- Dataset records -
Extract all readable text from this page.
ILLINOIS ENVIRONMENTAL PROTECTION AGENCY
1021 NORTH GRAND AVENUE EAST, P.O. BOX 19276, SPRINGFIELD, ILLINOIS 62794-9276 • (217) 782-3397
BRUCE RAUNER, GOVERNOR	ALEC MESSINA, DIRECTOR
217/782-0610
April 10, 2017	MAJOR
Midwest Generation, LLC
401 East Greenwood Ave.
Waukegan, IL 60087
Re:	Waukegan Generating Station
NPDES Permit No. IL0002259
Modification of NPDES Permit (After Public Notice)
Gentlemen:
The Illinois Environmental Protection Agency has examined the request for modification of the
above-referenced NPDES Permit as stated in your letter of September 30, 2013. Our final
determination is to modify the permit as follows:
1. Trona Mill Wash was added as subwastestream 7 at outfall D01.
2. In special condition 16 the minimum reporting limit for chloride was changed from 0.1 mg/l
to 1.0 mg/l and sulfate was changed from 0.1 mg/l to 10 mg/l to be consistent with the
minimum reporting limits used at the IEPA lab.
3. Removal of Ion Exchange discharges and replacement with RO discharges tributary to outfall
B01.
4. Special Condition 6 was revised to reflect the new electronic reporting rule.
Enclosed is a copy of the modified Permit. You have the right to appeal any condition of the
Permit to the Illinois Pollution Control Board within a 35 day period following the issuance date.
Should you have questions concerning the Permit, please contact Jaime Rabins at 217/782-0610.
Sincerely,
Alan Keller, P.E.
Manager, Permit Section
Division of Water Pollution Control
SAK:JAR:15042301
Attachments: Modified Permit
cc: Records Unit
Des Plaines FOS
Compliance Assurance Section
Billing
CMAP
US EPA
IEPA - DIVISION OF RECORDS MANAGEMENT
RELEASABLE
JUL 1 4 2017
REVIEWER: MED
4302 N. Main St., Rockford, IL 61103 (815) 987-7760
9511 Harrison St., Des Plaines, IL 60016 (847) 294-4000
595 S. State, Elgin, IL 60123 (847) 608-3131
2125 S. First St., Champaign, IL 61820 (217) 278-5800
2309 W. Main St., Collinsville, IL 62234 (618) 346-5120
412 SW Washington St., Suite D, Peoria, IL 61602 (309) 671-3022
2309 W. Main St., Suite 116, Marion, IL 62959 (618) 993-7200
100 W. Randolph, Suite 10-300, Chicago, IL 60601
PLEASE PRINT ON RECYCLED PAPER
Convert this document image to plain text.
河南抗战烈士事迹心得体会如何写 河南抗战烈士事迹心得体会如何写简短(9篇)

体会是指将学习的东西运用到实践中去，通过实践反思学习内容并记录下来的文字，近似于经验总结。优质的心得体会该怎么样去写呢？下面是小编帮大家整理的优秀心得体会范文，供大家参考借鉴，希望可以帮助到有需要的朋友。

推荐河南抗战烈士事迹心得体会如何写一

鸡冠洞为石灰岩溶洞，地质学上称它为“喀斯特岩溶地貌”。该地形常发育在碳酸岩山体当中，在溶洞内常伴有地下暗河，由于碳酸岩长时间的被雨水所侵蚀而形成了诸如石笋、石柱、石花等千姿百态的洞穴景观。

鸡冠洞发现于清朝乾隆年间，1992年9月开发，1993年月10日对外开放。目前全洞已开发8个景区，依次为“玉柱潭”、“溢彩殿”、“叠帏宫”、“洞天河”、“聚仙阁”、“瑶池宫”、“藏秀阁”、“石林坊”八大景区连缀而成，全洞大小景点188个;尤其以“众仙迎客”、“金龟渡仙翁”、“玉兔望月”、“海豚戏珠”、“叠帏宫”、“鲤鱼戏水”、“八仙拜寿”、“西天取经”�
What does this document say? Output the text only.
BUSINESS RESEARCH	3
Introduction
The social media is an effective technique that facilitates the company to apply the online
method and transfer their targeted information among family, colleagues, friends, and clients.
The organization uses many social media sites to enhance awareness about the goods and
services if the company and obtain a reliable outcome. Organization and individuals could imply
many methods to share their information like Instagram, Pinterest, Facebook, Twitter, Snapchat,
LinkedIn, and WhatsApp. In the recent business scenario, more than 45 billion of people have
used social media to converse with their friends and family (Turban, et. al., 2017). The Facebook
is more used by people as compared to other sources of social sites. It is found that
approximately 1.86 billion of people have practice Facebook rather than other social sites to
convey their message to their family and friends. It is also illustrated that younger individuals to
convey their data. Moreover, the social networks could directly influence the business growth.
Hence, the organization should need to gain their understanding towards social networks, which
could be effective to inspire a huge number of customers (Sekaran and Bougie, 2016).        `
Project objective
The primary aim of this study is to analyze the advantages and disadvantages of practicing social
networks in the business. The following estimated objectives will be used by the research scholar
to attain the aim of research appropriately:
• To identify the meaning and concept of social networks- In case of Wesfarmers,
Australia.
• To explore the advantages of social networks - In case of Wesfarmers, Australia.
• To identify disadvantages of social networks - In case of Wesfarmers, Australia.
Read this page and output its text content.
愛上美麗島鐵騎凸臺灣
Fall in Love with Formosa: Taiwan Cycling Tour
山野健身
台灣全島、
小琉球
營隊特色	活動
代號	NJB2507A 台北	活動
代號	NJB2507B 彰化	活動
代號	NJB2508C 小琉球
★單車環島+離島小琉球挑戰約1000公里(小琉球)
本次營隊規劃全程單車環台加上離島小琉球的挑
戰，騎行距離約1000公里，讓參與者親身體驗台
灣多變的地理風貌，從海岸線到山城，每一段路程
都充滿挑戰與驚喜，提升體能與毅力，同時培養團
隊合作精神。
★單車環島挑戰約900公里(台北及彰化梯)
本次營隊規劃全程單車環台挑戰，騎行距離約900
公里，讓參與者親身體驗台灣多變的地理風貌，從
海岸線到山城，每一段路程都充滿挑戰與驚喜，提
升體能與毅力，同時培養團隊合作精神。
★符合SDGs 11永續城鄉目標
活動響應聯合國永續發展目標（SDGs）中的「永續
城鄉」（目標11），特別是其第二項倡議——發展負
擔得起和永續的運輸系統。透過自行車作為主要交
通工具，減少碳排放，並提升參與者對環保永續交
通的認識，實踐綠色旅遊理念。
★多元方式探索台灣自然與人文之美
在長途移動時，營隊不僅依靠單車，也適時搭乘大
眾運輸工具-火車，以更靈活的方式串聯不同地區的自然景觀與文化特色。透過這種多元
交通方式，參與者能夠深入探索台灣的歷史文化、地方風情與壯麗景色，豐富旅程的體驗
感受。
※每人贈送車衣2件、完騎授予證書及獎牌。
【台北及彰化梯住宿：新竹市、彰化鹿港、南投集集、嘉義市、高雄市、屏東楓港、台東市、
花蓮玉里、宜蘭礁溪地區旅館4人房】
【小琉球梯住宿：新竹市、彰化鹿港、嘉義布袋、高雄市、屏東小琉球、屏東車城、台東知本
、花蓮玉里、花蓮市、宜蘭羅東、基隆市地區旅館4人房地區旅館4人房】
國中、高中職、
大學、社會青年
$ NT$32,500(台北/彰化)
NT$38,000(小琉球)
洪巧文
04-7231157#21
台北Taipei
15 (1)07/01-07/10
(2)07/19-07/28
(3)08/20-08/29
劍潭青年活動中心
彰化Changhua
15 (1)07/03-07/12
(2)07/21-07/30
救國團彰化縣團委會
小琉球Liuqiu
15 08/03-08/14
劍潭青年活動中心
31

- What is asked -
Reproduce the entries above in full by retyping them exactly.

- Problem solution -
Extract all readable text from this page.
ILLINOIS ENVIRONMENTAL PROTECTION AGENCY
1021 NORTH GRAND AVENUE EAST, P.O. BOX 19276, SPRINGFIELD, ILLINOIS 62794-9276 • (217) 782-3397
BRUCE RAUNER, GOVERNOR	ALEC MESSINA, DIRECTOR
217/782-0610
April 10, 2017	MAJOR
Midwest Generation, LLC
401 East Greenwood Ave.
Waukegan, IL 60087
Re:	Waukegan Generating Station
NPDES Permit No. IL0002259
Modification of NPDES Permit (After Public Notice)
Gentlemen:
The Illinois Environmental Protection Agency has examined the request for modification of the
above-referenced NPDES Permit as stated in your letter of September 30, 2013. Our final
determination is to modify the permit as follows:
1. Trona Mill Wash was added as subwastestream 7 at outfall D01.
2. In special condition 16 the minimum reporting limit for chloride was changed from 0.1 mg/l
to 1.0 mg/l and sulfate was changed from 0.1 mg/l to 10 mg/l to be consistent with the
minimum reporting limits used at the IEPA lab.
3. Removal of Ion Exchange discharges and replacement with RO discharges tributary to outfall
B01.
4. Special Condition 6 was revised to reflect the new electronic reporting rule.
Enclosed is a copy of the modified Permit. You have the right to appeal any condition of the
Permit to the Illinois Pollution Control Board within a 35 day period following the issuance date.
Should you have questions concerning the Permit, please contact Jaime Rabins at 217/782-0610.
Sincerely,
Alan Keller, P.E.
Manager, Permit Section
Division of Water Pollution Control
SAK:JAR:15042301
Attachments: Modified Permit
cc: Records Unit
Des Plaines FOS
Compliance Assurance Section
Billing
CMAP
US EPA
IEPA - DIVISION OF RECORDS MANAGEMENT
RELEASABLE
JUL 1 4 2017
REVIEWER: MED
4302 N. Main St., Rockford, IL 61103 (815) 987-7760
9511 Harrison St., Des Plaines, IL 60016 (847) 294-4000
595 S. State, Elgin, IL 60123 (847) 608-3131
2125 S. First St., Champaign, IL 61820 (217) 278-5800
2309 W. Main St., Collinsville, IL 62234 (618) 346-5120
412 SW Washington St., Suite D, Peoria, IL 61602 (309) 671-3022
2309 W. Main St., Suite 116, Marion, IL 62959 (618) 993-7200
100 W. Randolph, Suite 10-300, Chicago, IL 60601
PLEASE PRINT ON RECYCLED PAPER
Convert this document image to plain text.
河南抗战烈士事迹心得体会如何写 河南抗战烈士事迹心得体会如何写简短(9篇)

体会是指将学习的东西运用到实践中去，通过实践反思学习内容并记录下来的文字，近似于经验总结。优质的心得体会该怎么样去写呢？下面是小编帮大家整理的优秀心得体会范文，供大家参考借鉴，希望可以帮助到有需要的朋友。

推荐河南抗战烈士事迹心得体会如何写一

鸡冠洞为石灰岩溶洞，地质学上称它为“喀斯特岩溶地貌”。该地形常发育在碳酸岩山体当中，在溶洞内常伴有地下暗河，由于碳酸岩长时间的被雨水所侵蚀而形成了诸如石笋、石柱、石花等千姿百态的洞穴景观。

鸡冠洞发现于清朝乾隆年间，1992年9月开发，1993年月10日对外开放。目前全洞已开发8个景区，依次为“玉柱潭”、“溢彩殿”、“叠帏宫”、“洞天河”、“聚仙阁”、“瑶池宫”、“藏秀阁”、“石林坊”八大景区连缀而成，全洞大小景点188个;尤其以“众仙迎客”、“金龟渡仙翁”、“玉兔望月”、“海豚戏珠”、“叠帏宫”、“鲤鱼戏水”、“八仙拜寿”、“西天取经”�
What does this document say? Output the text only.
BUSINESS RESEARCH	3
Introduction
The social media is an effective technique that facilitates the company to apply the online
method and transfer their targeted information among family, colleagues, friends, and clients.
The organization uses many social media sites to enhance awareness about the goods and
services if the company and obtain a reliable outcome. Organization and individuals could imply
many methods to share their information like Instagram, Pinterest, Facebook, Twitter, Snapchat,
LinkedIn, and WhatsApp. In the recent business scenario, more than 45 billion of people have
used social media to converse with their friends and family (Turban, et. al., 2017). The Facebook
is more used by people as compared to other sources of social sites. It is found that
approximately 1.86 billion of people have practice Facebook rather than other social sites to
convey their message to their family and friends. It is also illustrated that younger individuals to
convey their data. Moreover, the social networks could directly influence the business growth.
Hence, the organization should need to gain their understanding towards social networks, which
could be effective to inspire a huge number of customers (Sekaran and Bougie, 2016).        `
Project objective
The primary aim of this study is to analyze the advantages and disadvantages of practicing social
networks in the business. The following estimated objectives will be used by the research scholar
to attain the aim of research appropriately:
• To identify the meaning and concept of social networks- In case of Wesfarmers,
Australia.
• To explore the advantages of social networks - In case of Wesfarmers, Australia.
• To identify disadvantages of social networks - In case of Wesfarmers, Australia.
Read this page and output its text content.
愛上美麗島鐵騎凸臺灣
Fall in Love with Formosa: Taiwan Cycling Tour
山野健身
台灣全島、
小琉球
營隊特色	活動
代號	NJB2507A 台北	活動
代號	NJB2507B 彰化	活動
代號	NJB2508C 小琉球
★單車環島+離島小琉球挑戰約1000公里(小琉球)
本次營隊規劃全程單車環台加上離島小琉球的挑
戰，騎行距離約1000公里，讓參與者親身體驗台
灣多變的地理風貌，從海岸線到山城，每一段路程
都充滿挑戰與驚喜，提升體能與毅力，同時培養團
隊合作精神。
★單車環島挑戰約900公里(台北及彰化梯)
本次營隊規劃全程單車環台挑戰，騎行距離約900
公里，讓參與者親身體驗台灣多變的地理風貌，從
海岸線到山城，每一段路程都充滿挑戰與驚喜，提
升體能與毅力，同時培養團隊合作精神。
★符合SDGs 11永續城鄉目標
活動響應聯合國永續發展目標（SDGs）中的「永續
城鄉」（目標11），特別是其第二項倡議——發展負
擔得起和永續的運輸系統。透過自行車作為主要交
通工具，減少碳排放，並提升參與者對環保永續交
通的認識，實踐綠色旅遊理念。
★多元方式探索台灣自然與人文之美
在長途移動時，營隊不僅依靠單車，也適時搭乘大
眾運輸工具-火車，以更靈活的方式串聯不同地區的自然景觀與文化特色。透過這種多元
交通方式，參與者能夠深入探索台灣的歷史文化、地方風情與壯麗景色，豐富旅程的體驗
感受。
※每人贈送車衣2件、完騎授予證書及獎牌。
【台北及彰化梯住宿：新竹市、彰化鹿港、南投集集、嘉義市、高雄市、屏東楓港、台東市、
花蓮玉里、宜蘭礁溪地區旅館4人房】
【小琉球梯住宿：新竹市、彰化鹿港、嘉義布袋、高雄市、屏東小琉球、屏東車城、台東知本
、花蓮玉里、花蓮市、宜蘭羅東、基隆市地區旅館4人房地區旅館4人房】
國中、高中職、
大學、社會青年
$ NT$32,500(台北/彰化)
NT$38,000(小琉球)
洪巧文
04-7231157#21
台北Taipei
15 (1)07/01-07/10
(2)07/19-07/28
(3)08/20-08/29
劍潭青年活動中心
彰化Changhua
15 (1)07/03-07/12
(2)07/21-07/30
救國團彰化縣團委會
小琉球Liuqiu
15 08/03-08/14
劍潭青年活動中心
31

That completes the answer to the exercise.